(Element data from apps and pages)
- Opening Delimiter -

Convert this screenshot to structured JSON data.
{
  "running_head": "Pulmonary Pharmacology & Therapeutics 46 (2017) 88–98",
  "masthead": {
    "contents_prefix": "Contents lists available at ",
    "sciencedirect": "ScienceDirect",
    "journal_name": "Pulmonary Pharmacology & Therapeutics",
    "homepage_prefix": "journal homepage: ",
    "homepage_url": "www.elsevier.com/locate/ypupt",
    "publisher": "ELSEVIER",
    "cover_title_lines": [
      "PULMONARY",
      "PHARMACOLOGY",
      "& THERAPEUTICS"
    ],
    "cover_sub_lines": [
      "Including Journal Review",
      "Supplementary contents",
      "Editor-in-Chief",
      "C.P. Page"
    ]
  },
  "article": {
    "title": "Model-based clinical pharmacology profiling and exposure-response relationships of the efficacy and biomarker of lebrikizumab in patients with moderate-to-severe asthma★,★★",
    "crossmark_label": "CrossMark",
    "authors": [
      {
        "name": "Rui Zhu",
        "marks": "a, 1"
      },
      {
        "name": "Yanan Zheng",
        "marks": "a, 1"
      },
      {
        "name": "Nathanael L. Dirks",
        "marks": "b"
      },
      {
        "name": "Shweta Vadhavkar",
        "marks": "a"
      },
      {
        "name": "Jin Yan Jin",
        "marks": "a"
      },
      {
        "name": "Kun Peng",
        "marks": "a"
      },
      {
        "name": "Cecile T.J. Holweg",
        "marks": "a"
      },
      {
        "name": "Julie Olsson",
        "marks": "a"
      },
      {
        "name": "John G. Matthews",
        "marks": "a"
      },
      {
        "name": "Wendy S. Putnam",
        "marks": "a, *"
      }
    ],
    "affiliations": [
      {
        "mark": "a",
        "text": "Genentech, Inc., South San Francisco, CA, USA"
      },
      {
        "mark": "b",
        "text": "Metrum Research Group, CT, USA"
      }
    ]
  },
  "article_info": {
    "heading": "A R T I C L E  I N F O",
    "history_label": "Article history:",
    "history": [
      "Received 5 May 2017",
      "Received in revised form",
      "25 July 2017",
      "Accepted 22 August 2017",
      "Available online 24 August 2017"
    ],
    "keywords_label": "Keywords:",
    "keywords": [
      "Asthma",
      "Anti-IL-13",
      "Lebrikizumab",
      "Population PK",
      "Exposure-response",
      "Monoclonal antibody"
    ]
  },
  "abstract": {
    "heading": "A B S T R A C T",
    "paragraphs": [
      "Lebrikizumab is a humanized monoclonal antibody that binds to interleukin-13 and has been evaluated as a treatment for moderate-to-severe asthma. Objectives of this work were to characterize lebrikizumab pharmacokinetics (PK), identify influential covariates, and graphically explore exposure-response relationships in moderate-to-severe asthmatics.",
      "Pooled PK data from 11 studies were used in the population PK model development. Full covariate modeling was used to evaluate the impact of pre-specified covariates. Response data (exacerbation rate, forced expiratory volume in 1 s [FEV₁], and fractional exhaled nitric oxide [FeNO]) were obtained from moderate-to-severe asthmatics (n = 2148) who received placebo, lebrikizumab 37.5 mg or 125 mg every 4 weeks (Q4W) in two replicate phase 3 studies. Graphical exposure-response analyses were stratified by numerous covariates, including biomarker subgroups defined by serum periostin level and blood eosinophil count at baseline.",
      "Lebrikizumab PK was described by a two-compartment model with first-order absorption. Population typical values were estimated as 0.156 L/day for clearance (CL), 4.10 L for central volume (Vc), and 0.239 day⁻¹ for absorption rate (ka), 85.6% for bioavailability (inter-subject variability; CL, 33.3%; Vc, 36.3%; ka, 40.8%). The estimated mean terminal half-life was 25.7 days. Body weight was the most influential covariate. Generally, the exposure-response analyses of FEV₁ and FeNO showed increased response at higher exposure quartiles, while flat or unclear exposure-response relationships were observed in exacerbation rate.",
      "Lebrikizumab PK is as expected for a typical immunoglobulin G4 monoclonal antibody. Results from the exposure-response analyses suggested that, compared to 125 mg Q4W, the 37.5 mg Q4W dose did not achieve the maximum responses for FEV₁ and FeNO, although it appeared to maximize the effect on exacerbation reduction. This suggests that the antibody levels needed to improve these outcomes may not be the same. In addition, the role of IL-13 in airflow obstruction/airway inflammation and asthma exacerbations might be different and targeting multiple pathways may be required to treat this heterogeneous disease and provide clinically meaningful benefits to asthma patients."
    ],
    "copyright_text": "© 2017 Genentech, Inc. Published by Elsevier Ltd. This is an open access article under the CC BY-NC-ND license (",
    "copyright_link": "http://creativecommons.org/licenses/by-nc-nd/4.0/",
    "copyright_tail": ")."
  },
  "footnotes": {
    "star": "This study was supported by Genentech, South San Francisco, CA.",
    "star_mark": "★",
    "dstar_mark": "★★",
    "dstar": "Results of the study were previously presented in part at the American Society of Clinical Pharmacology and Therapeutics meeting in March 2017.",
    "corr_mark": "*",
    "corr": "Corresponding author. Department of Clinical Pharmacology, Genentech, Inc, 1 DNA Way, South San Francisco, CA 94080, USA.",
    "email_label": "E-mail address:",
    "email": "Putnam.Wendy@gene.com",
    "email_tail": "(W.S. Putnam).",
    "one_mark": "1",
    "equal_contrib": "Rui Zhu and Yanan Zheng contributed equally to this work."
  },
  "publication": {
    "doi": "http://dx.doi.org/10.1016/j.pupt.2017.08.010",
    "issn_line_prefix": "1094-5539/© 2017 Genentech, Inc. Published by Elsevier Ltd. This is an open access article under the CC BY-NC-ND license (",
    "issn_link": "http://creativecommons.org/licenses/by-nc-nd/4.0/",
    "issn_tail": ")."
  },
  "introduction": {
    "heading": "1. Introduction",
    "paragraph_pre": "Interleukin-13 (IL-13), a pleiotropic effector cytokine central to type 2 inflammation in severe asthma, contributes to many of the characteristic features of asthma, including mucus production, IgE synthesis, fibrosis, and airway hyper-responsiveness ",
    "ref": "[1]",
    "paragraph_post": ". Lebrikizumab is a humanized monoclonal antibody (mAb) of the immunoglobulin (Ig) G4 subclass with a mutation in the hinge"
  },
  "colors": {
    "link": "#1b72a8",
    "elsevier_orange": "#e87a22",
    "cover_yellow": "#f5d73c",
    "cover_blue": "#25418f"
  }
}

- Closing Delimiter -

# [TASK OBJECTIVE]
Check each line in the records for the word "Francisco" and say how many have it, with nothing else.

# [REPLY TO THE TASK]
3